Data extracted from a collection
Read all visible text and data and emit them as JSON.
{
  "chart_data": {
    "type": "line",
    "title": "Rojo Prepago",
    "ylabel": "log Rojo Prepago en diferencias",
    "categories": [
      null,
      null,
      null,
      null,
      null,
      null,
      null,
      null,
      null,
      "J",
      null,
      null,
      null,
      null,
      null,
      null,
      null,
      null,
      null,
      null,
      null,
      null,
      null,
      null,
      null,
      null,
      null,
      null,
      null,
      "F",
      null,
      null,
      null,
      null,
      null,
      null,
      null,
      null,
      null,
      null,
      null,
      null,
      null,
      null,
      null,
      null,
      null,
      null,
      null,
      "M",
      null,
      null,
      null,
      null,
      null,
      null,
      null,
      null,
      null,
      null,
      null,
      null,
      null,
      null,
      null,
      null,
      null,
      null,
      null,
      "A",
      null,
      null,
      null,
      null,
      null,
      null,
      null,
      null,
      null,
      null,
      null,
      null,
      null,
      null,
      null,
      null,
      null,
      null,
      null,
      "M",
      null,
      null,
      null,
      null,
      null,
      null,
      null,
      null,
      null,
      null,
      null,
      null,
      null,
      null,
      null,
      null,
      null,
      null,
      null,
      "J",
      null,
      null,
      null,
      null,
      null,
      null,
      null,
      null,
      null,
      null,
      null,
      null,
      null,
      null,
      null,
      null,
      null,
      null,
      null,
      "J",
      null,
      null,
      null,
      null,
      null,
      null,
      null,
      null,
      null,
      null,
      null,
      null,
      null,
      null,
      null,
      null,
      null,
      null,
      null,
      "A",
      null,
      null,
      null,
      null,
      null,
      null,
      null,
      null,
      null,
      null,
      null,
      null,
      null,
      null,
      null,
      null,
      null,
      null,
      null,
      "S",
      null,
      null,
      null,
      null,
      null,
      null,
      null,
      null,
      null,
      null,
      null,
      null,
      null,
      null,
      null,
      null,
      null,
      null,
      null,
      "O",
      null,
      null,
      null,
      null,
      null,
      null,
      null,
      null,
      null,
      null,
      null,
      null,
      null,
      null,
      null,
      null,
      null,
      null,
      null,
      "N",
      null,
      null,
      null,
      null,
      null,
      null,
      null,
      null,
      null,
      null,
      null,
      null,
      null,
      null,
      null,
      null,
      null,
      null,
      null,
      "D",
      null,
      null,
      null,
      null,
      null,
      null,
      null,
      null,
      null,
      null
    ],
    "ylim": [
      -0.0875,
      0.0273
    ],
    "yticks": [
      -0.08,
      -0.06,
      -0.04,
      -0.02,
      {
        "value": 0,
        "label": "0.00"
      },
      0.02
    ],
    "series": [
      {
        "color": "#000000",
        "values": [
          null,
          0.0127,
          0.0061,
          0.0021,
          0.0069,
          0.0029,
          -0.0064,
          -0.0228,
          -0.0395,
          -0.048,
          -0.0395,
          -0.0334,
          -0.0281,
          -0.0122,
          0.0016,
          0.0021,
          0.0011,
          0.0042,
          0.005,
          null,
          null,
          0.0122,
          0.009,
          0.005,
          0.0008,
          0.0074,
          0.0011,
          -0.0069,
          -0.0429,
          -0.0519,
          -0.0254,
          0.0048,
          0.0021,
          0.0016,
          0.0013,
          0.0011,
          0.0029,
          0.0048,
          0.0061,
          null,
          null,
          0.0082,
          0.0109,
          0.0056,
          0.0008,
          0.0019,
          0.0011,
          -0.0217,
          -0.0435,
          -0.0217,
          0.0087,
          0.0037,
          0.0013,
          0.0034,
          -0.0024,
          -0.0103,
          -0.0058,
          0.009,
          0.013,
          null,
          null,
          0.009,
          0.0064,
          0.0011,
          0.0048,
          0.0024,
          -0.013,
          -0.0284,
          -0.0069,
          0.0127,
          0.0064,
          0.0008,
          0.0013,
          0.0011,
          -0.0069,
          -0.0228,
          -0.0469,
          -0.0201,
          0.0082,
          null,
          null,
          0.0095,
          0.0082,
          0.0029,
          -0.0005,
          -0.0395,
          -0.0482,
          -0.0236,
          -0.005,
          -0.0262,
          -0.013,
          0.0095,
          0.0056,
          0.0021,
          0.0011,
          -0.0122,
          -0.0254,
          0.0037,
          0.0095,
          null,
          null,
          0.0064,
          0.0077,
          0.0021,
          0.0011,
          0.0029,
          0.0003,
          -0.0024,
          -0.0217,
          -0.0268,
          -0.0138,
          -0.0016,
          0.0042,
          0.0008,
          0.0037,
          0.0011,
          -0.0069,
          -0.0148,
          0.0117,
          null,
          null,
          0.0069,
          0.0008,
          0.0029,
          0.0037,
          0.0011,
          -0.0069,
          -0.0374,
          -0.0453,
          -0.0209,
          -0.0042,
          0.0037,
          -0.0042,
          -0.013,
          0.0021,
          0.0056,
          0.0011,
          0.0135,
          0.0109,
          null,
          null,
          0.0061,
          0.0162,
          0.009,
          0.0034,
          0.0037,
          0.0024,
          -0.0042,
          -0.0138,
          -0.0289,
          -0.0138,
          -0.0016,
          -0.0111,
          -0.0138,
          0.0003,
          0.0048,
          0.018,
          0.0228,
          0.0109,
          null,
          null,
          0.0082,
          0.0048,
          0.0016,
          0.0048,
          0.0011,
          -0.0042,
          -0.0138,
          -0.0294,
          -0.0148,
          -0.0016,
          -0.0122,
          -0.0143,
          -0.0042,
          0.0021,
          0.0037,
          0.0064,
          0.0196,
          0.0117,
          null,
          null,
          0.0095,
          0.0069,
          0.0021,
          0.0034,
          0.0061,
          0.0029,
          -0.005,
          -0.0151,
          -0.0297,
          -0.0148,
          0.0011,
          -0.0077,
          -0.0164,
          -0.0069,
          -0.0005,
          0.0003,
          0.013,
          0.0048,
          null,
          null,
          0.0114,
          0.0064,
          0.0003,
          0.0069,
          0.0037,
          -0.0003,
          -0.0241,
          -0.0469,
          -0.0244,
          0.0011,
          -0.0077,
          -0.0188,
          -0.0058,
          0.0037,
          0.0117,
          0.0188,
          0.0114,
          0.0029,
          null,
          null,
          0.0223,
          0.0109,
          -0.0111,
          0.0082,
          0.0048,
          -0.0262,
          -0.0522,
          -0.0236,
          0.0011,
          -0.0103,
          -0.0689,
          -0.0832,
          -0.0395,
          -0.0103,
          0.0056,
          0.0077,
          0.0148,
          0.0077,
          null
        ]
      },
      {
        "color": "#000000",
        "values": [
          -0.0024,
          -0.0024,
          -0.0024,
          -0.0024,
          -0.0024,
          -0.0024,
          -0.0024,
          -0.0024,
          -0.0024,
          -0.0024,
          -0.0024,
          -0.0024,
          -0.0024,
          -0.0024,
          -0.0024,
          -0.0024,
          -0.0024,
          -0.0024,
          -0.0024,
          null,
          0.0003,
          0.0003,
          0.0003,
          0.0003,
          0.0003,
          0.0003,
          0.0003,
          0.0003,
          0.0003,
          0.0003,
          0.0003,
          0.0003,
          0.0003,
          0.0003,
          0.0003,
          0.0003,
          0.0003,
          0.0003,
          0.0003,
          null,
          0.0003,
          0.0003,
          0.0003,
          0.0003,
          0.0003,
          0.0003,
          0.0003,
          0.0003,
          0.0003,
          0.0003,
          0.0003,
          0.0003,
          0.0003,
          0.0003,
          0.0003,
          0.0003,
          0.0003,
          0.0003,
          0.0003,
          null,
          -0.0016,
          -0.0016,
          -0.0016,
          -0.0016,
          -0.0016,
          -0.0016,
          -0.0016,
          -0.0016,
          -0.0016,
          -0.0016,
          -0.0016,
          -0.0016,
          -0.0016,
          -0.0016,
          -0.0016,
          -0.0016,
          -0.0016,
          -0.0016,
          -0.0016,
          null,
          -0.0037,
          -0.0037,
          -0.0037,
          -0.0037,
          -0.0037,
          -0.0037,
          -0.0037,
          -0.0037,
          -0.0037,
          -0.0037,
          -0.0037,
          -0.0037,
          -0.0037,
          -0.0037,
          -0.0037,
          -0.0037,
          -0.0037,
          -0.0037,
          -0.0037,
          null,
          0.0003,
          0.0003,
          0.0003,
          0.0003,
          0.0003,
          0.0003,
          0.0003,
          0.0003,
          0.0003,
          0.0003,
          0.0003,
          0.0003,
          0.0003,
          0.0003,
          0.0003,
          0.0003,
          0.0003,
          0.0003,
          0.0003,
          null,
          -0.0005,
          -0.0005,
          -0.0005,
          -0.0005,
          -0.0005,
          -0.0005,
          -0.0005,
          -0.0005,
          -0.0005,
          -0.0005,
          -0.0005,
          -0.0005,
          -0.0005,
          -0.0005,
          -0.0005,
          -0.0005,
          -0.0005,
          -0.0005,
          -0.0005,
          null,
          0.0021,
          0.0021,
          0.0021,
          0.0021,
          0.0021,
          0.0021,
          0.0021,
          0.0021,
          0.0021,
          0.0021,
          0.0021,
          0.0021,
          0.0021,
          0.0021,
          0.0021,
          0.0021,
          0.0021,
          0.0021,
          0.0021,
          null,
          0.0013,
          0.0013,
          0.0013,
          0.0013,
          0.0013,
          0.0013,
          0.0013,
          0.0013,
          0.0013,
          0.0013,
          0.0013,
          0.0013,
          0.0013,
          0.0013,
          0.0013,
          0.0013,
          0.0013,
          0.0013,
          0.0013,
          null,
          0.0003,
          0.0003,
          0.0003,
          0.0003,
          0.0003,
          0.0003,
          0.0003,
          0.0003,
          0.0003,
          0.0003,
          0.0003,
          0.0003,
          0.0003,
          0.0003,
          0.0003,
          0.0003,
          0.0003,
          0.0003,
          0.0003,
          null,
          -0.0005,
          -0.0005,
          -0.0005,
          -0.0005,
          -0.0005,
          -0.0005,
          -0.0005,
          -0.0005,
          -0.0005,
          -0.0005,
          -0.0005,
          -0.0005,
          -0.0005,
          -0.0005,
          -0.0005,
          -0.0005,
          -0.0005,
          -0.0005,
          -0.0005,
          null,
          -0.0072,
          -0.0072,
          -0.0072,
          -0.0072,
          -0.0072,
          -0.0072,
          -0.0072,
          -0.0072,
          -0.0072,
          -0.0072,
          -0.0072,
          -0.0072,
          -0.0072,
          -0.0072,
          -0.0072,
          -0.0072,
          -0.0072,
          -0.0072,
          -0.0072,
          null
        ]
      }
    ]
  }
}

GIVEN PROBLEM: Using the listing above, gather each line that holds the string "Rojo" and copy it.

THE RESPONSE:
    "title": "Rojo Prepago",
    "ylabel": "log Rojo Prepago en diferencias",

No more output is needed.